#### Material shown
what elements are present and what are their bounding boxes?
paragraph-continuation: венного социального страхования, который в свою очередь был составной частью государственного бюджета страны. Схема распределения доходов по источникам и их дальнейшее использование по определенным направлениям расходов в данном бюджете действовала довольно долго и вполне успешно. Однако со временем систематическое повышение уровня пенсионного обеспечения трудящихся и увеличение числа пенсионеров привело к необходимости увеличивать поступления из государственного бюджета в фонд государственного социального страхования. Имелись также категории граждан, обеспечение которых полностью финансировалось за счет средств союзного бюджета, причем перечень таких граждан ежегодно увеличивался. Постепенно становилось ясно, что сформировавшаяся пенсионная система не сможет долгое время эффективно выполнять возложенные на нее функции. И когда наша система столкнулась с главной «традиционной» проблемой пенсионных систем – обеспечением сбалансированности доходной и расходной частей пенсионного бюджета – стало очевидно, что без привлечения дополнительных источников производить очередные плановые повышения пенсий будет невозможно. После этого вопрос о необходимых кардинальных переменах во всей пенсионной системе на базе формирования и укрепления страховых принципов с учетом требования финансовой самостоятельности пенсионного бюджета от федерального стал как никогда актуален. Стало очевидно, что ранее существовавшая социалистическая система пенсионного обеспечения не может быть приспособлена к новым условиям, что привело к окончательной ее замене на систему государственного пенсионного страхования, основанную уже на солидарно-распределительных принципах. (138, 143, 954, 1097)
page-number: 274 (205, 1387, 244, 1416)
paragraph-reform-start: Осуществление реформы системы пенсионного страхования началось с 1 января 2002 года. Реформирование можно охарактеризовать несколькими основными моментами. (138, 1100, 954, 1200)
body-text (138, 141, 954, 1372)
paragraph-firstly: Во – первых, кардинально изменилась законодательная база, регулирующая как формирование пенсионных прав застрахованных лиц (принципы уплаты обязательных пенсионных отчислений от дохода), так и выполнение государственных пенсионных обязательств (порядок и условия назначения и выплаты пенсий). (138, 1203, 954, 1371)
########
:: Required work ::
Gather every line of the entries above that contains the word "bounding", and copy each one.

:: Reply ::
what elements are present and what are their bounding boxes?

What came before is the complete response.